= DATASET RECORDS =
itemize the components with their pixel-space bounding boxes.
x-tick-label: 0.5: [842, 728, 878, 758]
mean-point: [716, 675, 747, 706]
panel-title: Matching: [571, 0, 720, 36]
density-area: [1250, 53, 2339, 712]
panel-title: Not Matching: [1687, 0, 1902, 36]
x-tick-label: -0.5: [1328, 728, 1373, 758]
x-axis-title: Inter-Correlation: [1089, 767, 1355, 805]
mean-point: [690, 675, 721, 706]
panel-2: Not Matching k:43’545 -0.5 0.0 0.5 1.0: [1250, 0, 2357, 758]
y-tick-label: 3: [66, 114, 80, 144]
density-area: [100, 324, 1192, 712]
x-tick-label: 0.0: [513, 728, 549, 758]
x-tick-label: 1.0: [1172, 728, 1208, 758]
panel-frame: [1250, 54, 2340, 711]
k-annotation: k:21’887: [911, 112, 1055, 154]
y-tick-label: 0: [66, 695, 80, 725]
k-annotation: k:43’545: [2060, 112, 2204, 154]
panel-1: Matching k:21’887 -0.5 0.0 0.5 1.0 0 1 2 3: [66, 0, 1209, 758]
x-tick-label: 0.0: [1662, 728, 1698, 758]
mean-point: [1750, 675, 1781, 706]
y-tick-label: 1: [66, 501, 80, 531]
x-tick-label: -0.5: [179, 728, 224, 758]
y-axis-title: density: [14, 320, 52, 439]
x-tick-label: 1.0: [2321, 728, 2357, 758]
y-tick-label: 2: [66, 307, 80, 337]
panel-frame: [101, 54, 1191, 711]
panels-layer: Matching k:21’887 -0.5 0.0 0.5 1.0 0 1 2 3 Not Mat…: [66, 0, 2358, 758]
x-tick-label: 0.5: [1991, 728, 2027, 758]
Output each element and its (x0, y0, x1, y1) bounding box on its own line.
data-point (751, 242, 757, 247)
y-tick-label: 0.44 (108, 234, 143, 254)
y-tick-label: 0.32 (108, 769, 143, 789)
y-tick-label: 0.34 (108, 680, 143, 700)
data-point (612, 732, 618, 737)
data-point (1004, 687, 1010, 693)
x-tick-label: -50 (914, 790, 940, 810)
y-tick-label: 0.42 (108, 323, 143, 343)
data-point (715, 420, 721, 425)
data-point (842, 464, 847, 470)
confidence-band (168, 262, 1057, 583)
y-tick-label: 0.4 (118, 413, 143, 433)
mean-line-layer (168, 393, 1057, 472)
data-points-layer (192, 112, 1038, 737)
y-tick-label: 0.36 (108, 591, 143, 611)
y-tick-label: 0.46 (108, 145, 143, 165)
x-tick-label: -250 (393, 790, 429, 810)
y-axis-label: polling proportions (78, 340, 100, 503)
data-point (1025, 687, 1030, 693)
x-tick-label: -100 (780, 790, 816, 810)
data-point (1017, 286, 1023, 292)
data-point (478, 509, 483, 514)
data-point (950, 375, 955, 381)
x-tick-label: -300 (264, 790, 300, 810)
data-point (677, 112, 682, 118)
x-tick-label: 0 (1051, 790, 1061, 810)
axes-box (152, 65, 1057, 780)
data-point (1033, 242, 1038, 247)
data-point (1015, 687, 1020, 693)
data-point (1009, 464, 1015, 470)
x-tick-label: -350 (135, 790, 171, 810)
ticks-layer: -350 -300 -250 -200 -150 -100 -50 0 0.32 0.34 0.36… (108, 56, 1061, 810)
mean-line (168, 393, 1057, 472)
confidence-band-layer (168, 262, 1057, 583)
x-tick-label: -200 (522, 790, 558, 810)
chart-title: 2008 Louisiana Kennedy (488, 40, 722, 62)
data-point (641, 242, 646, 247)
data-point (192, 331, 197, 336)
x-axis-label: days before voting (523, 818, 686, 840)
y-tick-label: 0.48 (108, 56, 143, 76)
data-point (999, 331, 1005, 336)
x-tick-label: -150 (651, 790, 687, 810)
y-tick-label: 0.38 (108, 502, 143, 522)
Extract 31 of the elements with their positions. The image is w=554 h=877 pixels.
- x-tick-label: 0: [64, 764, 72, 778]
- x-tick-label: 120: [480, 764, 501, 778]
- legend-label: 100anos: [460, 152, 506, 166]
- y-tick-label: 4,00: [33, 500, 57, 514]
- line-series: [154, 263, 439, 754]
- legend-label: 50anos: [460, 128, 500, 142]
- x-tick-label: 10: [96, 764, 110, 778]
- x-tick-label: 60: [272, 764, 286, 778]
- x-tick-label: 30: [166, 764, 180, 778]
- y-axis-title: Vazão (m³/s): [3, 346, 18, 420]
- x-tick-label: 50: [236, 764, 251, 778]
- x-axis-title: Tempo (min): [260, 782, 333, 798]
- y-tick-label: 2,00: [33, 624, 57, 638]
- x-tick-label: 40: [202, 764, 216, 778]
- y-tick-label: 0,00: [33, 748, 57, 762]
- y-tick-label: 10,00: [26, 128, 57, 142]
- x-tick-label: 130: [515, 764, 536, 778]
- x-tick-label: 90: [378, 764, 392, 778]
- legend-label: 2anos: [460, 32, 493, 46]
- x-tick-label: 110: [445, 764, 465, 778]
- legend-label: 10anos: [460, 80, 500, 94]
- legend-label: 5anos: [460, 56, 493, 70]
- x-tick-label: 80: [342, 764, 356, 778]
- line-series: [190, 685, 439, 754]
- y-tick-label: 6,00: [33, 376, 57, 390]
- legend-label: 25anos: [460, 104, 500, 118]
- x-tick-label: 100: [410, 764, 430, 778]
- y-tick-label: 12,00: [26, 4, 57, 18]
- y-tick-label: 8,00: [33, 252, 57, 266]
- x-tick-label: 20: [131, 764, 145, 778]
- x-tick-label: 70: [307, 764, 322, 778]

= GOAL OF THE EXERCISE =
Please reproduce every line of the entries above verbatim, keeping their order and formatting.

= FULL SOLUTION =
itemize the components with their pixel-space bounding boxes.
x-tick-label: 0.5: [842, 728, 878, 758]
mean-point: [716, 675, 747, 706]
panel-title: Matching: [571, 0, 720, 36]
density-area: [1250, 53, 2339, 712]
panel-title: Not Matching: [1687, 0, 1902, 36]
x-tick-label: -0.5: [1328, 728, 1373, 758]
x-axis-title: Inter-Correlation: [1089, 767, 1355, 805]
mean-point: [690, 675, 721, 706]
panel-2: Not Matching k:43’545 -0.5 0.0 0.5 1.0: [1250, 0, 2357, 758]
y-tick-label: 3: [66, 114, 80, 144]
density-area: [100, 324, 1192, 712]
x-tick-label: 0.0: [513, 728, 549, 758]
x-tick-label: 1.0: [1172, 728, 1208, 758]
panel-frame: [1250, 54, 2340, 711]
k-annotation: k:21’887: [911, 112, 1055, 154]
y-tick-label: 0: [66, 695, 80, 725]
k-annotation: k:43’545: [2060, 112, 2204, 154]
panel-1: Matching k:21’887 -0.5 0.0 0.5 1.0 0 1 2 3: [66, 0, 1209, 758]
x-tick-label: 0.0: [1662, 728, 1698, 758]
mean-point: [1750, 675, 1781, 706]
y-tick-label: 1: [66, 501, 80, 531]
x-tick-label: -0.5: [179, 728, 224, 758]
y-axis-title: density: [14, 320, 52, 439]
x-tick-label: 1.0: [2321, 728, 2357, 758]
y-tick-label: 2: [66, 307, 80, 337]
panel-frame: [101, 54, 1191, 711]
panels-layer: Matching k:21’887 -0.5 0.0 0.5 1.0 0 1 2 3 Not Mat…: [66, 0, 2358, 758]
x-tick-label: 0.5: [1991, 728, 2027, 758]
Output each element and its (x0, y0, x1, y1) bounding box on its own line.
data-point (751, 242, 757, 247)
y-tick-label: 0.44 (108, 234, 143, 254)
y-tick-label: 0.32 (108, 769, 143, 789)
y-tick-label: 0.34 (108, 680, 143, 700)
data-point (612, 732, 618, 737)
data-point (1004, 687, 1010, 693)
x-tick-label: -50 (914, 790, 940, 810)
y-tick-label: 0.42 (108, 323, 143, 343)
data-point (715, 420, 721, 425)
data-point (842, 464, 847, 470)
confidence-band (168, 262, 1057, 583)
y-tick-label: 0.4 (118, 413, 143, 433)
mean-line-layer (168, 393, 1057, 472)
data-points-layer (192, 112, 1038, 737)
y-tick-label: 0.36 (108, 591, 143, 611)
y-tick-label: 0.46 (108, 145, 143, 165)
x-tick-label: -250 (393, 790, 429, 810)
y-axis-label: polling proportions (78, 340, 100, 503)
data-point (1025, 687, 1030, 693)
x-tick-label: -100 (780, 790, 816, 810)
data-point (1017, 286, 1023, 292)
data-point (478, 509, 483, 514)
data-point (950, 375, 955, 381)
x-tick-label: -300 (264, 790, 300, 810)
data-point (677, 112, 682, 118)
x-tick-label: 0 (1051, 790, 1061, 810)
axes-box (152, 65, 1057, 780)
data-point (1033, 242, 1038, 247)
data-point (1015, 687, 1020, 693)
data-point (1009, 464, 1015, 470)
x-tick-label: -350 (135, 790, 171, 810)
ticks-layer: -350 -300 -250 -200 -150 -100 -50 0 0.32 0.34 0.36… (108, 56, 1061, 810)
mean-line (168, 393, 1057, 472)
confidence-band-layer (168, 262, 1057, 583)
x-tick-label: -200 (522, 790, 558, 810)
chart-title: 2008 Louisiana Kennedy (488, 40, 722, 62)
data-point (641, 242, 646, 247)
data-point (192, 331, 197, 336)
x-axis-label: days before voting (523, 818, 686, 840)
y-tick-label: 0.48 (108, 56, 143, 76)
data-point (999, 331, 1005, 336)
x-tick-label: -150 (651, 790, 687, 810)
y-tick-label: 0.38 (108, 502, 143, 522)
Extract 31 of the elements with their positions. The image is w=554 h=877 pixels.
- x-tick-label: 0: [64, 764, 72, 778]
- x-tick-label: 120: [480, 764, 501, 778]
- legend-label: 100anos: [460, 152, 506, 166]
- y-tick-label: 4,00: [33, 500, 57, 514]
- line-series: [154, 263, 439, 754]
- legend-label: 50anos: [460, 128, 500, 142]
- x-tick-label: 10: [96, 764, 110, 778]
- x-tick-label: 60: [272, 764, 286, 778]
- x-tick-label: 30: [166, 764, 180, 778]
- y-axis-title: Vazão (m³/s): [3, 346, 18, 420]
- x-tick-label: 50: [236, 764, 251, 778]
- x-axis-title: Tempo (min): [260, 782, 333, 798]
- y-tick-label: 2,00: [33, 624, 57, 638]
- x-tick-label: 40: [202, 764, 216, 778]
- y-tick-label: 0,00: [33, 748, 57, 762]
- y-tick-label: 10,00: [26, 128, 57, 142]
- x-tick-label: 130: [515, 764, 536, 778]
- x-tick-label: 90: [378, 764, 392, 778]
- legend-label: 2anos: [460, 32, 493, 46]
- x-tick-label: 110: [445, 764, 465, 778]
- legend-label: 10anos: [460, 80, 500, 94]
- legend-label: 5anos: [460, 56, 493, 70]
- x-tick-label: 80: [342, 764, 356, 778]
- line-series: [190, 685, 439, 754]
- y-tick-label: 6,00: [33, 376, 57, 390]
- legend-label: 25anos: [460, 104, 500, 118]
- x-tick-label: 100: [410, 764, 430, 778]
- y-tick-label: 12,00: [26, 4, 57, 18]
- y-tick-label: 8,00: [33, 252, 57, 266]
- x-tick-label: 20: [131, 764, 145, 778]
- x-tick-label: 70: [307, 764, 322, 778]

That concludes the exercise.